▸ **STATED GOAL**:
Pull every "made" line out of the data below.

▸ **RECORDED DATA**:
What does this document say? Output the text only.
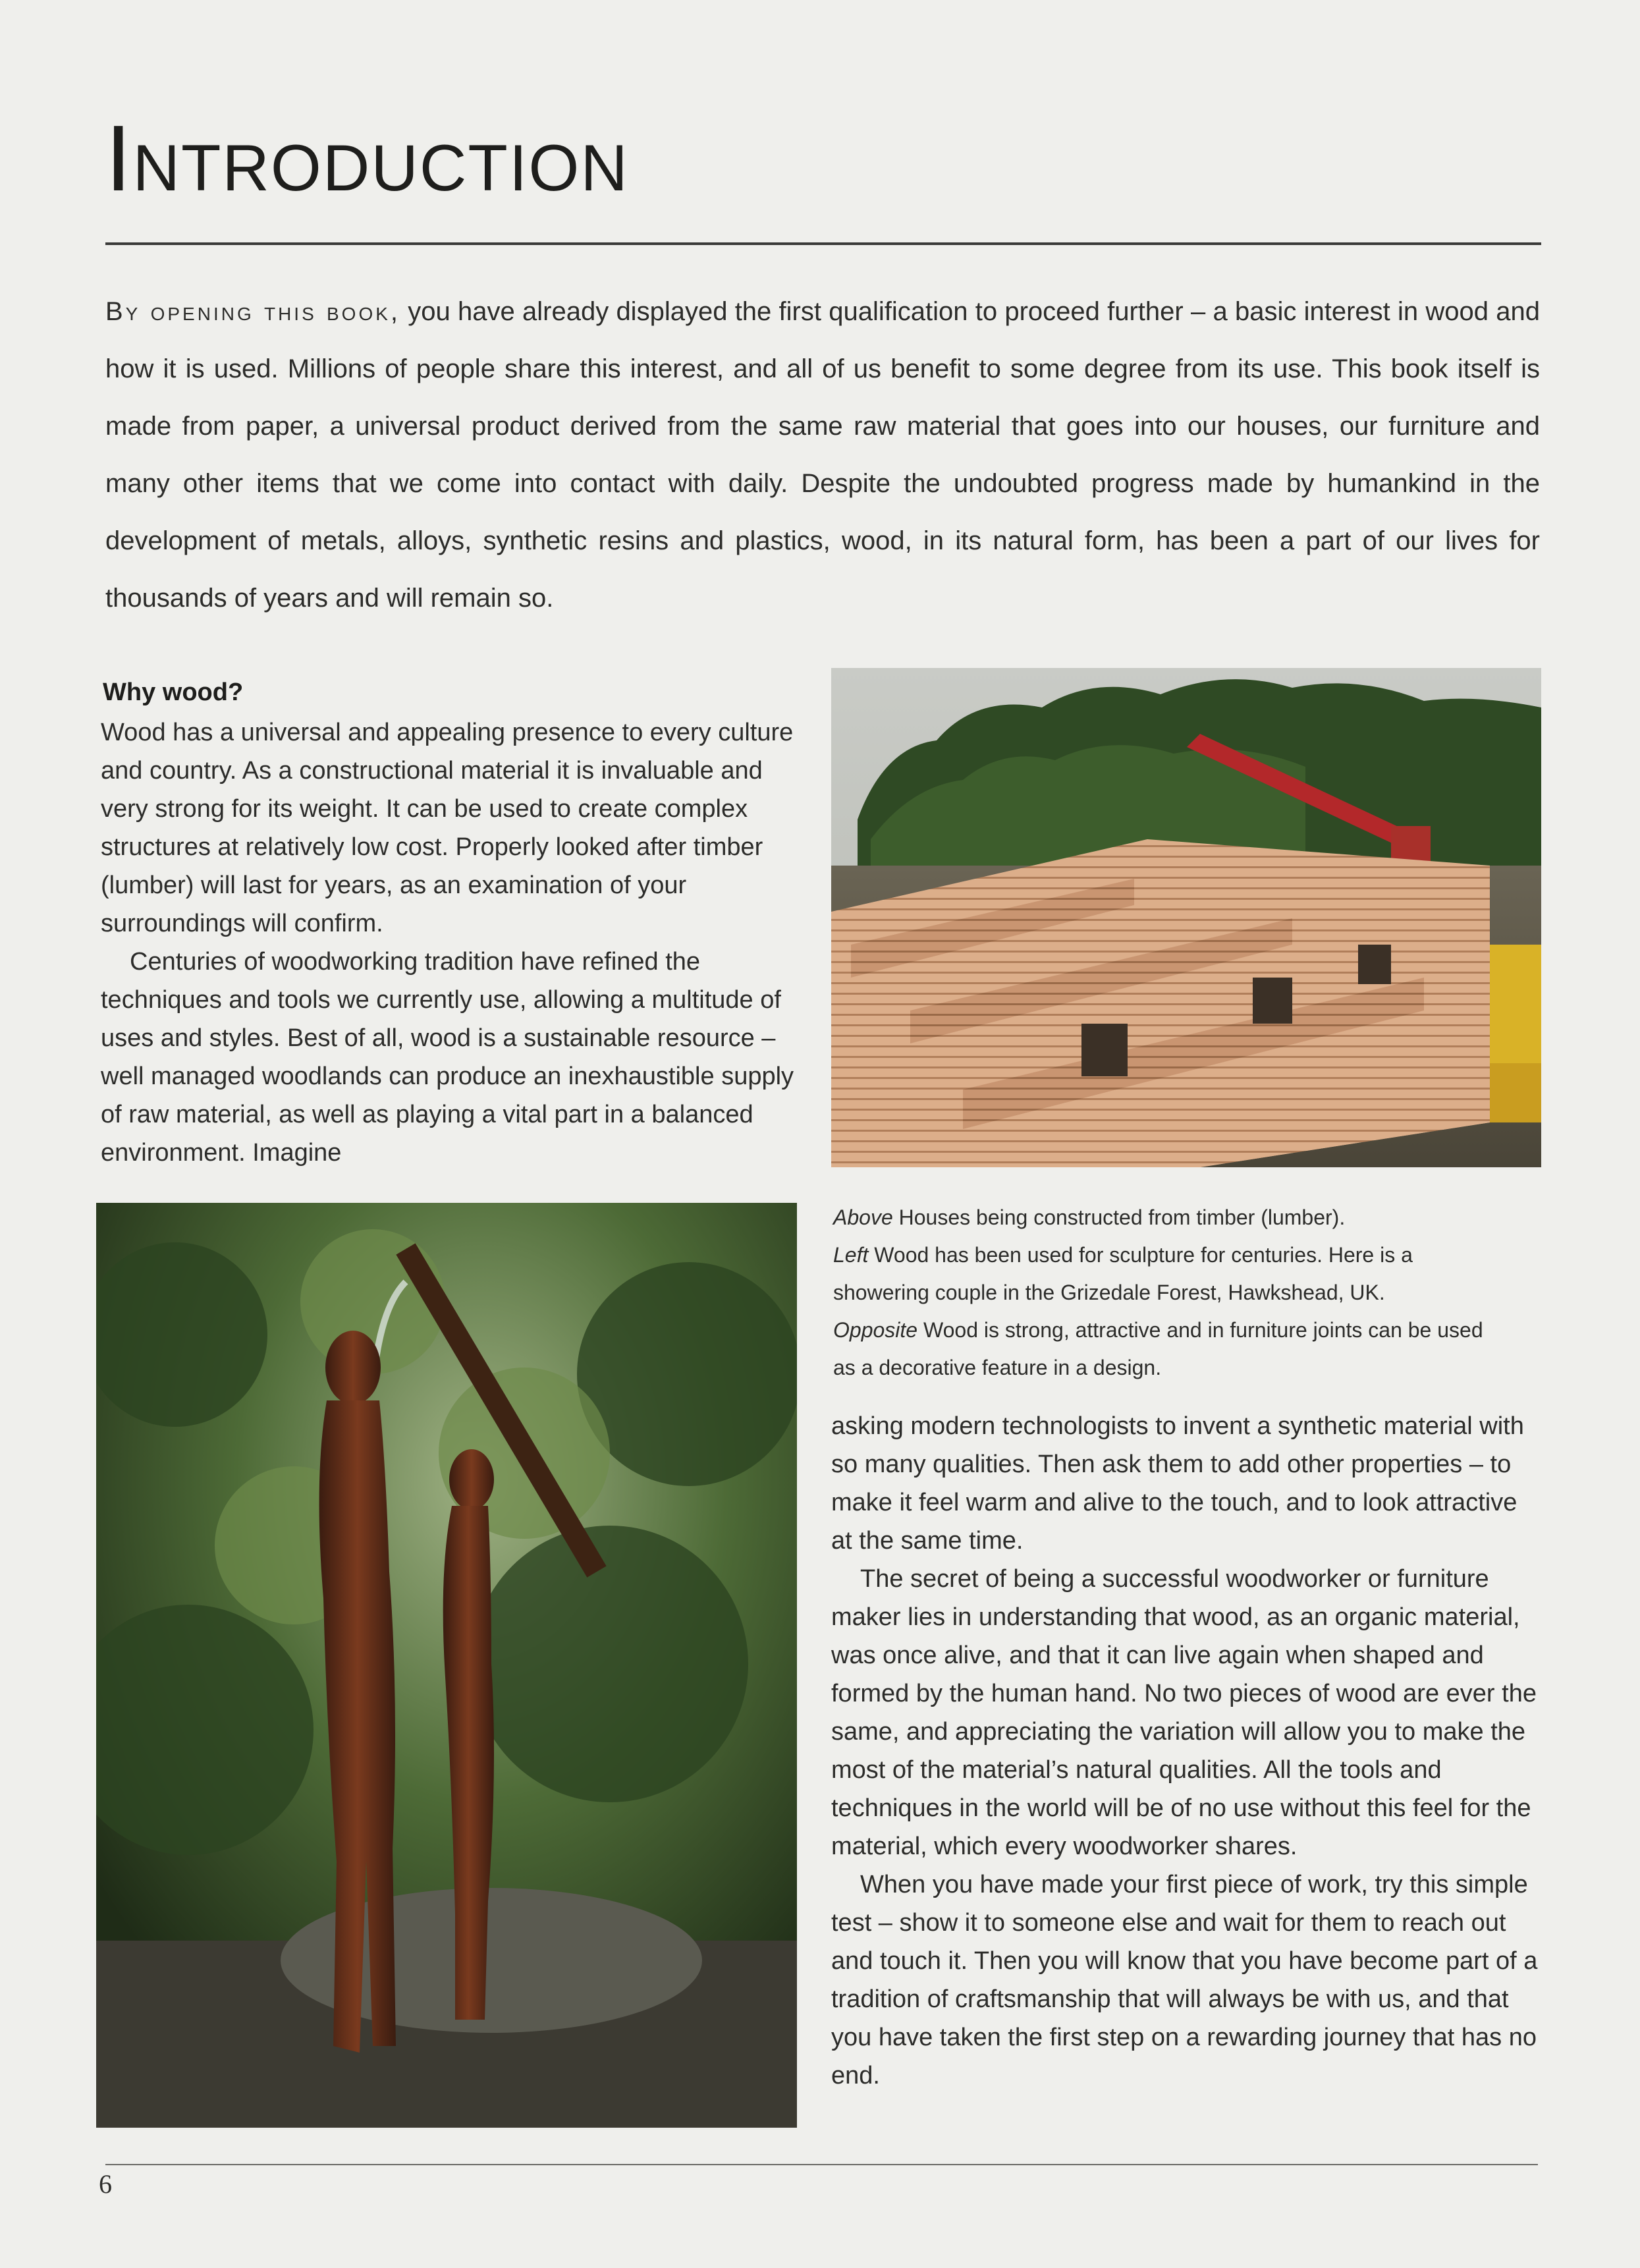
Introduction

By opening this book, you have already displayed the first qualification to proceed further – a basic interest in wood and how it is used. Millions of people share this interest, and all of us benefit to some degree from its use. This book itself is made from paper, a universal product derived from the same raw material that goes into our houses, our furniture and many other items that we come into contact with daily. Despite the undoubted progress made by humankind in the development of metals, alloys, synthetic resins and plastics, wood, in its natural form, has been a part of our lives for thousands of years and will remain so.

Why wood?

Wood has a universal and appealing presence to every culture and country. As a constructional material it is invaluable and very strong for its weight. It can be used to create complex structures at relatively low cost. Properly looked after timber (lumber) will last for years, as an examination of your surroundings will confirm.

Centuries of woodworking tradition have refined the techniques and tools we currently use, allowing a multitude of uses and styles. Best of all, wood is a sustainable resource – well managed woodlands can produce an inexhaustible supply of raw material, as well as playing a vital part in a balanced environment. Imagine

Above Houses being constructed from timber (lumber).
Left Wood has been used for sculpture for centuries. Here is a showering couple in the Grizedale Forest, Hawkshead, UK.
Opposite Wood is strong, attractive and in furniture joints can be used as a decorative feature in a design.

asking modern technologists to invent a synthetic material with so many qualities. Then ask them to add other properties – to make it feel warm and alive to the touch, and to look attractive at the same time.

The secret of being a successful woodworker or furniture maker lies in understanding that wood, as an organic material, was once alive, and that it can live again when shaped and formed by the human hand. No two pieces of wood are ever the same, and appreciating the variation will allow you to make the most of the material’s natural qualities. All the tools and techniques in the world will be of no use without this feel for the material, which every woodworker shares.

When you have made your first piece of work, try this simple test – show it to someone else and wait for them to reach out and touch it. Then you will know that you have become part of a tradition of craftsmanship that will always be with us, and that you have taken the first step on a rewarding journey that has no end.

6
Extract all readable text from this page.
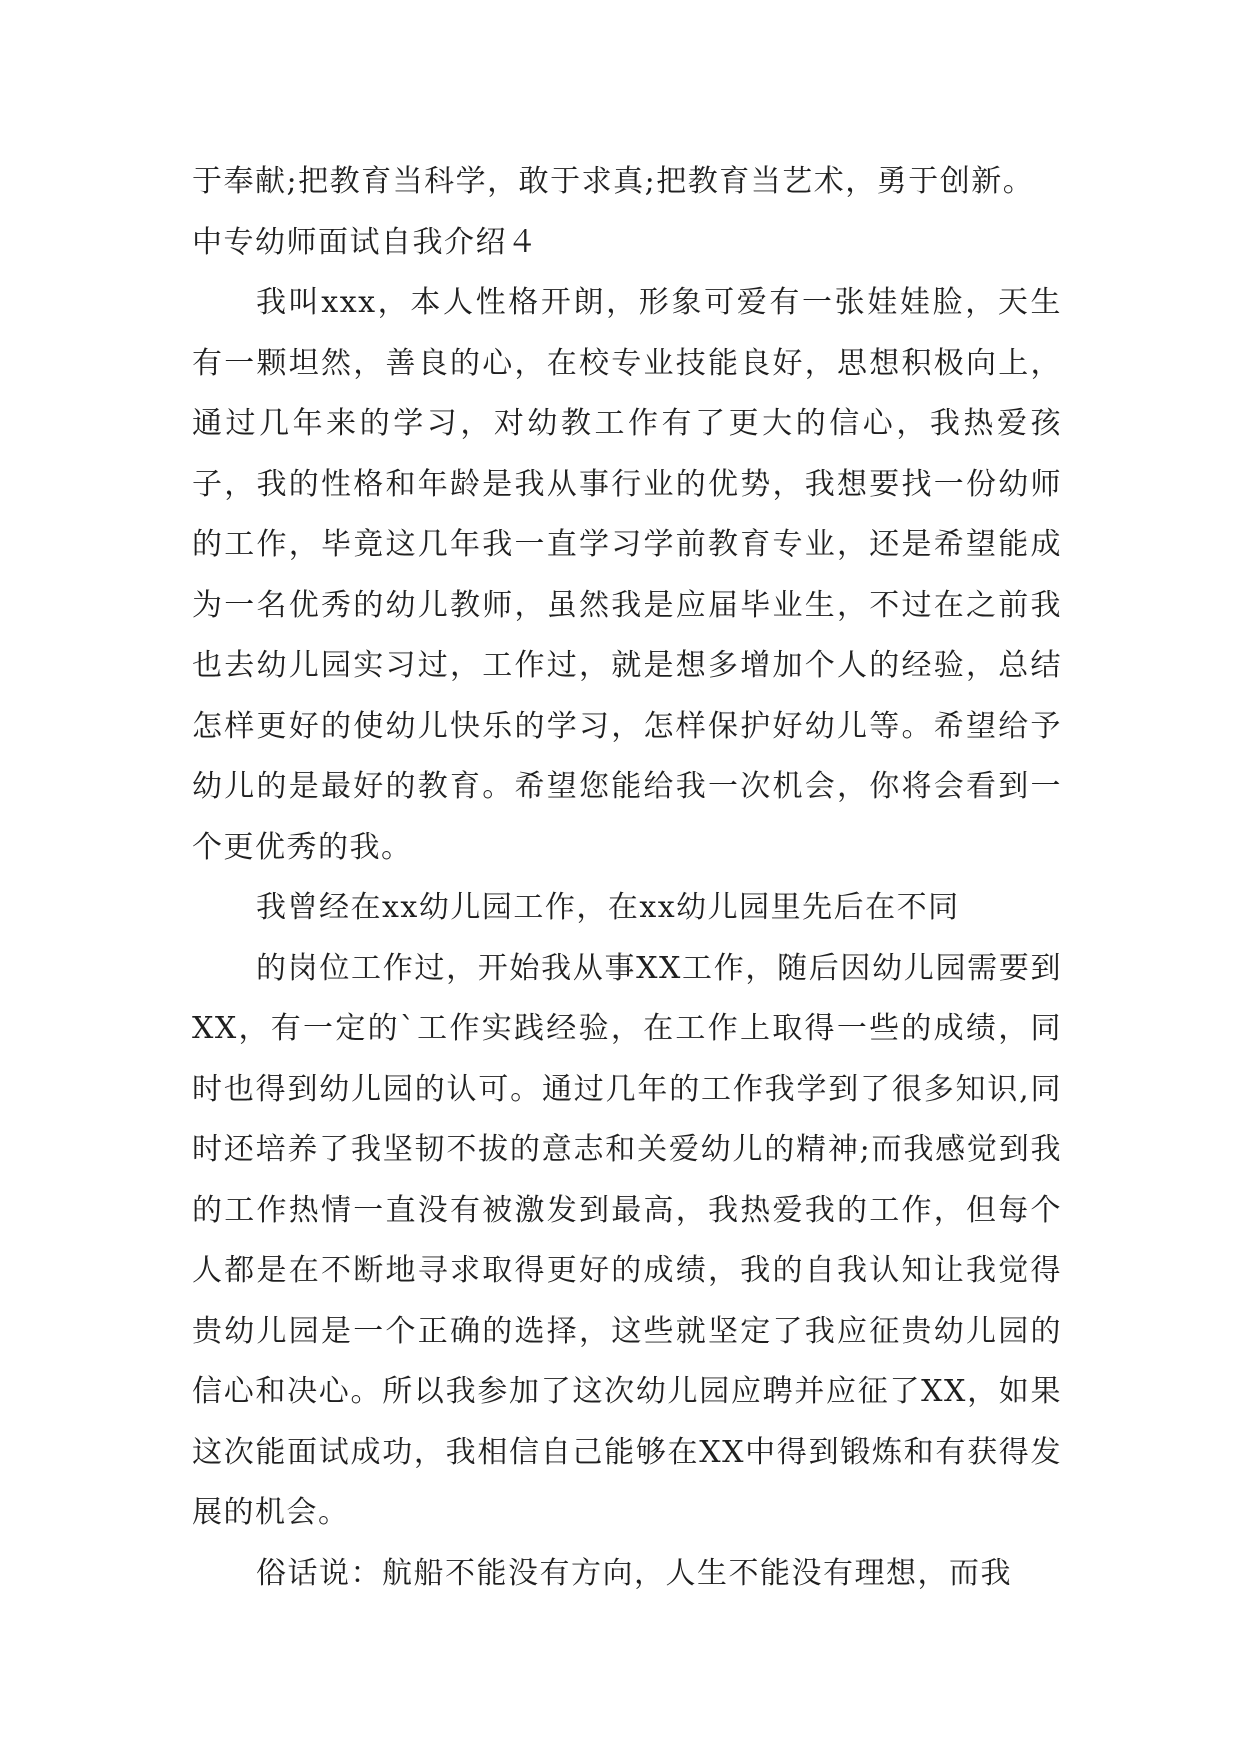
于奉献;把教育当科学，敢于求真;把教育当艺术，勇于创新。

中专幼师面试自我介绍４

我叫xxx，本人性格开朗，形象可爱有一张娃娃脸，天生有一颗坦然，善良的心，在校专业技能良好，思想积极向上，通过几年来的学习，对幼教工作有了更大的信心，我热爱孩子，我的性格和年龄是我从事行业的优势，我想要找一份幼师的工作，毕竟这几年我一直学习学前教育专业，还是希望能成为一名优秀的幼儿教师，虽然我是应届毕业生，不过在之前我也去幼儿园实习过，工作过，就是想多增加个人的经验，总结怎样更好的使幼儿快乐的学习，怎样保护好幼儿等。希望给予幼儿的是最好的教育。希望您能给我一次机会，你将会看到一个更优秀的我。

我曾经在xx幼儿园工作，在xx幼儿园里先后在不同

的岗位工作过，开始我从事XX工作，随后因幼儿园需要到XX，有一定的`工作实践经验，在工作上取得一些的成绩，同时也得到幼儿园的认可。通过几年的工作我学到了很多知识,同时还培养了我坚韧不拔的意志和关爱幼儿的精神;而我感觉到我的工作热情一直没有被激发到最高，我热爱我的工作，但每个人都是在不断地寻求取得更好的成绩，我的自我认知让我觉得贵幼儿园是一个正确的选择，这些就坚定了我应征贵幼儿园的信心和决心。所以我参加了这次幼儿园应聘并应征了XX，如果这次能面试成功，我相信自己能够在XX中得到锻炼和有获得发展的机会。

俗话说：航船不能没有方向，人生不能没有理想，而我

▸ **COMPLETED TASK**:
By opening this book, you have already displayed the first qualification to proceed further – a basic interest in wood and how it is used. Millions of people share this interest, and all of us benefit to some degree from its use. This book itself is made from paper, a universal product derived from the same raw material that goes into our houses, our furniture and many other items that we come into contact with daily. Despite the undoubted progress made by humankind in the development of metals, alloys, synthetic resins and plastics, wood, in its natural form, has been a part of our lives for thousands of years and will remain so.
When you have made your first piece of work, try this simple test – show it to someone else and wait for them to reach out and touch it. Then you will know that you have become part of a tradition of craftsmanship that will always be with us, and that you have taken the first step on a rewarding journey that has no end.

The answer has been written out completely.